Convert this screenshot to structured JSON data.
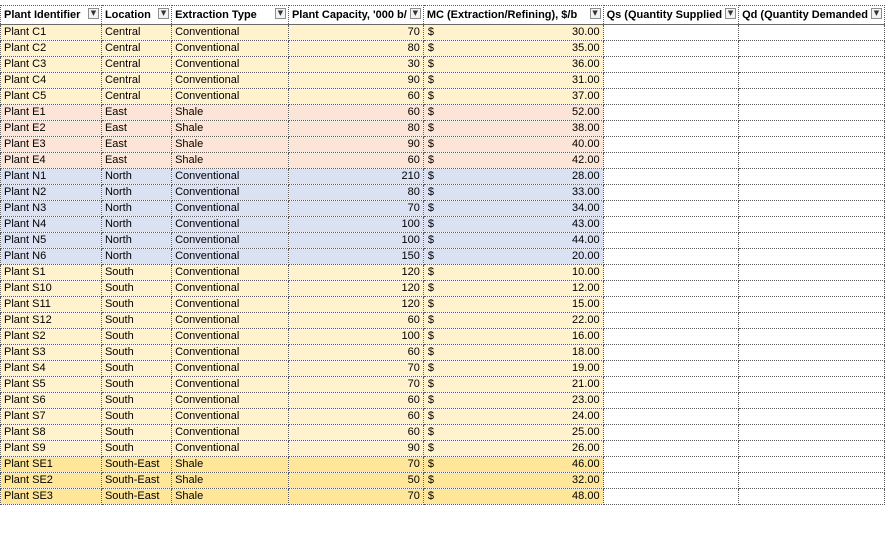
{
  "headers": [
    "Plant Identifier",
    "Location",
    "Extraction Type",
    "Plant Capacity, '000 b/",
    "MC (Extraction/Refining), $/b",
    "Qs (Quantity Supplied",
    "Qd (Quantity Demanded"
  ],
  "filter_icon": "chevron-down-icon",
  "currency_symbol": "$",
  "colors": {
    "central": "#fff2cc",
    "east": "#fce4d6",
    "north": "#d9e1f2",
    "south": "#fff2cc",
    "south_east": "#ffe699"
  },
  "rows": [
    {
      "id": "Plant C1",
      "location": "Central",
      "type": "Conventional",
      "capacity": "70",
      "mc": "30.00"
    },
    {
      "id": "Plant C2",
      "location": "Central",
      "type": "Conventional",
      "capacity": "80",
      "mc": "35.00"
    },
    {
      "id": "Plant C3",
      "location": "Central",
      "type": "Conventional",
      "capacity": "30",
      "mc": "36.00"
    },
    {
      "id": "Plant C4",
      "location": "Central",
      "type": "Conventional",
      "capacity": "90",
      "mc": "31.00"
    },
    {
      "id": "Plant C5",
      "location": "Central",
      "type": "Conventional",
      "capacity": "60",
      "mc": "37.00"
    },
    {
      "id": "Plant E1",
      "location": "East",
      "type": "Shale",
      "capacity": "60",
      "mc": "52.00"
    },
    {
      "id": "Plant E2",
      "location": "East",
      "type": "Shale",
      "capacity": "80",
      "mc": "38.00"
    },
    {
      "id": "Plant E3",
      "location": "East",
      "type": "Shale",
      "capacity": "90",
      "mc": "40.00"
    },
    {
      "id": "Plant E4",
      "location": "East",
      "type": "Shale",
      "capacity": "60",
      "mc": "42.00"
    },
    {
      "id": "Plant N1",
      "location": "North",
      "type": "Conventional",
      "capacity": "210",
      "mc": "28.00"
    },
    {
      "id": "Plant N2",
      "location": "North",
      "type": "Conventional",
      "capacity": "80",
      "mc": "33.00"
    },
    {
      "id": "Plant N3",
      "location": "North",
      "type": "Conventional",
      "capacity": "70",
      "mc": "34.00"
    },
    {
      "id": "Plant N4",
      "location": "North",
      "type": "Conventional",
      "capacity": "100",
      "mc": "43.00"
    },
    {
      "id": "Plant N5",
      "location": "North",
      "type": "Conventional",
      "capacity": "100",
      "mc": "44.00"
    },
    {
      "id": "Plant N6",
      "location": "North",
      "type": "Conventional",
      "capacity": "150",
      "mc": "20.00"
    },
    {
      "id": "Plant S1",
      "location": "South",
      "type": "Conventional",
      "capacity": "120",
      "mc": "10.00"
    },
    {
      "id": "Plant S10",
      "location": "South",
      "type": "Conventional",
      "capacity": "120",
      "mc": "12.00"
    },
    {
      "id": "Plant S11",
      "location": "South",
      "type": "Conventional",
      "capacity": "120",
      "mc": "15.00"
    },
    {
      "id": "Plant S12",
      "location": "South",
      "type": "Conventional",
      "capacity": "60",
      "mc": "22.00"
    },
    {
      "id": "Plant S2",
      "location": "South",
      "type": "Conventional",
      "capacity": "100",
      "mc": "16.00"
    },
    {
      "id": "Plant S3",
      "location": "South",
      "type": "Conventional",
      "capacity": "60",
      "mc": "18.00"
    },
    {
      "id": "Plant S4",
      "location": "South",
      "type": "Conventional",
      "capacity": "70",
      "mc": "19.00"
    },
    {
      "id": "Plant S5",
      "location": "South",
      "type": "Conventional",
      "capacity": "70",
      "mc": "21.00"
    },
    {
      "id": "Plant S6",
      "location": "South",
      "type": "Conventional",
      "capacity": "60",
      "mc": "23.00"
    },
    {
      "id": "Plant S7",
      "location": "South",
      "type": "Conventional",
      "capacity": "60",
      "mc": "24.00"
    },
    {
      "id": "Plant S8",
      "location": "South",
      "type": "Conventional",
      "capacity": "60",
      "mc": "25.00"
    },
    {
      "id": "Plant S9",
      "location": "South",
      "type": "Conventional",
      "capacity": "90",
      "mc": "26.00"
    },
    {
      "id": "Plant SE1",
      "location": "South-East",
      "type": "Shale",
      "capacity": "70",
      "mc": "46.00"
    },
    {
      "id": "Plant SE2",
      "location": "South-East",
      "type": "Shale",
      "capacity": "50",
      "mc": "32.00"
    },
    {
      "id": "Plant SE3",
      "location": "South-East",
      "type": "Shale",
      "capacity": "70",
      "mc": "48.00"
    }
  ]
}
* * * * * * *
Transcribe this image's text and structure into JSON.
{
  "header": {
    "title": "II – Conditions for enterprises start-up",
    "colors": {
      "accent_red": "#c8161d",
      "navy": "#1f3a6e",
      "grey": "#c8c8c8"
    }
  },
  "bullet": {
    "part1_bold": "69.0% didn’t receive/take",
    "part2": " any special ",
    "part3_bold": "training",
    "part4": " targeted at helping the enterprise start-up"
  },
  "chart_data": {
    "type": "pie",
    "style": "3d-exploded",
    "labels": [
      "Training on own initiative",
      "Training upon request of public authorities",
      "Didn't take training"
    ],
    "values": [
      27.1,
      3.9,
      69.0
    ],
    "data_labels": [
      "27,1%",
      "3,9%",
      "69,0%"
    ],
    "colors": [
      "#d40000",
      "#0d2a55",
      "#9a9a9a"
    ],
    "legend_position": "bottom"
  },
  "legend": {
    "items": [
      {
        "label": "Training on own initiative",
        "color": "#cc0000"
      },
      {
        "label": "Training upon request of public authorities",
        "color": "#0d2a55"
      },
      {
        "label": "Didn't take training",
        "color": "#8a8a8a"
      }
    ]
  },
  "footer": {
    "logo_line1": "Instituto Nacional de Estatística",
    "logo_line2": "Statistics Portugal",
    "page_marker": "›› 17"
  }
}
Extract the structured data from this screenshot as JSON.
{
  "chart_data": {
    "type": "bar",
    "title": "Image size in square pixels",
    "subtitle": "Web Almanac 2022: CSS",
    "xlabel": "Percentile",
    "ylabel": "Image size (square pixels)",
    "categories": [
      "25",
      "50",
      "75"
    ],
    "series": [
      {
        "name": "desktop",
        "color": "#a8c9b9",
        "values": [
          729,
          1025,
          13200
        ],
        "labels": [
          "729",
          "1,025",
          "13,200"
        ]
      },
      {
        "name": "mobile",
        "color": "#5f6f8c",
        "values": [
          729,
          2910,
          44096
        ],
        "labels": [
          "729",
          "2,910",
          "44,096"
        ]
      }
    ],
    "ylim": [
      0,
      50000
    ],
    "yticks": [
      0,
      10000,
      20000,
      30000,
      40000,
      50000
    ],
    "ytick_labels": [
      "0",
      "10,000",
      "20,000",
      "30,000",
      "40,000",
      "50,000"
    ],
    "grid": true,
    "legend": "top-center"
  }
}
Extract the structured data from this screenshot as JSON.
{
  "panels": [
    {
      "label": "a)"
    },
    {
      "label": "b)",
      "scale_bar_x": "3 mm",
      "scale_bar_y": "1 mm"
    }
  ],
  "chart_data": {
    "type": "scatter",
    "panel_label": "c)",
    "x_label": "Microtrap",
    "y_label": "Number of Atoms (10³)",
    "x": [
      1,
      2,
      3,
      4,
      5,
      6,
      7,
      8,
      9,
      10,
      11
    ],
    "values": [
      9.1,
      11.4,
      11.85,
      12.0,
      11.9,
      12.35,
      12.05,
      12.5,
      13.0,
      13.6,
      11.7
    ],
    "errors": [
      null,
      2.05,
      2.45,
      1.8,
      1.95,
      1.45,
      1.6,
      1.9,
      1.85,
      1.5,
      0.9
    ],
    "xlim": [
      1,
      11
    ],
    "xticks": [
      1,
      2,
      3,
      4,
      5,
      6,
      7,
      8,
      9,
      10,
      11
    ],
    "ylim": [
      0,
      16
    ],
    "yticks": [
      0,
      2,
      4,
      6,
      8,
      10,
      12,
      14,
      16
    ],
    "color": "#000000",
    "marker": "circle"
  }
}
* * * * * * *
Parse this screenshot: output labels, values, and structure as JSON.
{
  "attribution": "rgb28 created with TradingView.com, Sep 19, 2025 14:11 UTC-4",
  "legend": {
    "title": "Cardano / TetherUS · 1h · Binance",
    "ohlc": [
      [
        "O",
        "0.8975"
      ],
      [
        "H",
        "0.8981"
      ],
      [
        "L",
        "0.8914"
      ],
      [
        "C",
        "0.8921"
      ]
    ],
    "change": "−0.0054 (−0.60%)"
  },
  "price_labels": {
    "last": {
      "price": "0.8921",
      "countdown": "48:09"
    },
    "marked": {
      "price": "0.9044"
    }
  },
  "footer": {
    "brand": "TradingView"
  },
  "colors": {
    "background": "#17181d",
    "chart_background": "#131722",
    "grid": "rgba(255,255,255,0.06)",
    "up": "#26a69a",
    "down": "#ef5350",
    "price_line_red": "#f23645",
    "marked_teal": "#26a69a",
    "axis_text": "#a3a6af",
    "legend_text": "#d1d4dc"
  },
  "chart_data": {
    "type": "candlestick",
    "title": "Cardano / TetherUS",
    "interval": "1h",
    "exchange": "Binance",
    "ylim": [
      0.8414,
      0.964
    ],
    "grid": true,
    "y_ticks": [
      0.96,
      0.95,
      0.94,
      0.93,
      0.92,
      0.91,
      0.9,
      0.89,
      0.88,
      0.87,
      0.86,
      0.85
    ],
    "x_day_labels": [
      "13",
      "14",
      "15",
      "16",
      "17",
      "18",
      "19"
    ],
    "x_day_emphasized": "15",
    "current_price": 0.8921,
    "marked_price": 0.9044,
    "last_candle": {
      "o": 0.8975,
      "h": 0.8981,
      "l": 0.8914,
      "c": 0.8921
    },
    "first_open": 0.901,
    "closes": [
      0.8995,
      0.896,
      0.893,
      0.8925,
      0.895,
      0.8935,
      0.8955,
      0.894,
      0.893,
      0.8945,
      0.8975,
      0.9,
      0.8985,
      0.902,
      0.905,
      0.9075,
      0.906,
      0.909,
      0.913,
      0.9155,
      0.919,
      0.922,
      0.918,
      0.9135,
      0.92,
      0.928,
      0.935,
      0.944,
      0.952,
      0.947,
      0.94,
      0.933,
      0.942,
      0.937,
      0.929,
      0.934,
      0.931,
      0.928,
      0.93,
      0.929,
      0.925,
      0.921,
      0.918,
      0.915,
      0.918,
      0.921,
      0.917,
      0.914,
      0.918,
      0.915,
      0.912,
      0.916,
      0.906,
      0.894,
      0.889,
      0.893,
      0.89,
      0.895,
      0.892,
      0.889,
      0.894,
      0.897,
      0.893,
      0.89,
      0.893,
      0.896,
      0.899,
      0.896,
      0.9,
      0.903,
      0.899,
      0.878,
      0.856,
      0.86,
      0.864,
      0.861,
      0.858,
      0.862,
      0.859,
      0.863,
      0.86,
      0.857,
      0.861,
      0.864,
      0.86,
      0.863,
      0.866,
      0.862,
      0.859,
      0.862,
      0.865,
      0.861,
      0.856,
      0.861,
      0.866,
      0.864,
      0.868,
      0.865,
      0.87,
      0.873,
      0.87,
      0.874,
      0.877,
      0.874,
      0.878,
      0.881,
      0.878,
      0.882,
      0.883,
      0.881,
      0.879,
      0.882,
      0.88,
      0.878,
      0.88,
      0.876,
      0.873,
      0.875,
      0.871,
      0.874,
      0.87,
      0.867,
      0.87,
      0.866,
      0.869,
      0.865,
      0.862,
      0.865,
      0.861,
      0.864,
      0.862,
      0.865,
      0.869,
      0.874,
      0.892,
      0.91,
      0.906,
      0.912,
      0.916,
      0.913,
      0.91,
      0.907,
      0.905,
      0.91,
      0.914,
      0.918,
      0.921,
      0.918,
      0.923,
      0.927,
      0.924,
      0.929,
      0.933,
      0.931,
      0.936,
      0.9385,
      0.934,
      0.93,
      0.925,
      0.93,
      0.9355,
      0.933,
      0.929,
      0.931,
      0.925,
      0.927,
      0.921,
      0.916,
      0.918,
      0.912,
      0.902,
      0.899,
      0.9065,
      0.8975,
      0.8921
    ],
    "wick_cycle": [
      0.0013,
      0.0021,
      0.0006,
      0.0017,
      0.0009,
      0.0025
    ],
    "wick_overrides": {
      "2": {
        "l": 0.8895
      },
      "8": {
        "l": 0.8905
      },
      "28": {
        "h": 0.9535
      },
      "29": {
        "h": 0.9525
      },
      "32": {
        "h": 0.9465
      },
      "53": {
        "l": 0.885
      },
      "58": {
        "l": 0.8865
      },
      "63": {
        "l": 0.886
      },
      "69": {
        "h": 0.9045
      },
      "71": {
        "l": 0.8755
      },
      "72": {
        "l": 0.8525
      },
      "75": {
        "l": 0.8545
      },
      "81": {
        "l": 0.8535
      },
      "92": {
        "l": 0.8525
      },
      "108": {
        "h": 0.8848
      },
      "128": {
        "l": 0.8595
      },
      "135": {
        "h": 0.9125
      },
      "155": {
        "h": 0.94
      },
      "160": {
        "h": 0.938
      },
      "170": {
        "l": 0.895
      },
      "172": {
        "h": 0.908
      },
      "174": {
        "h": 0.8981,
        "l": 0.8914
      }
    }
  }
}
* * * * * * *
- Written problem -
State how many lines in the entries above include the word "authorities"; reply with the number alone.

- Response to this task -
2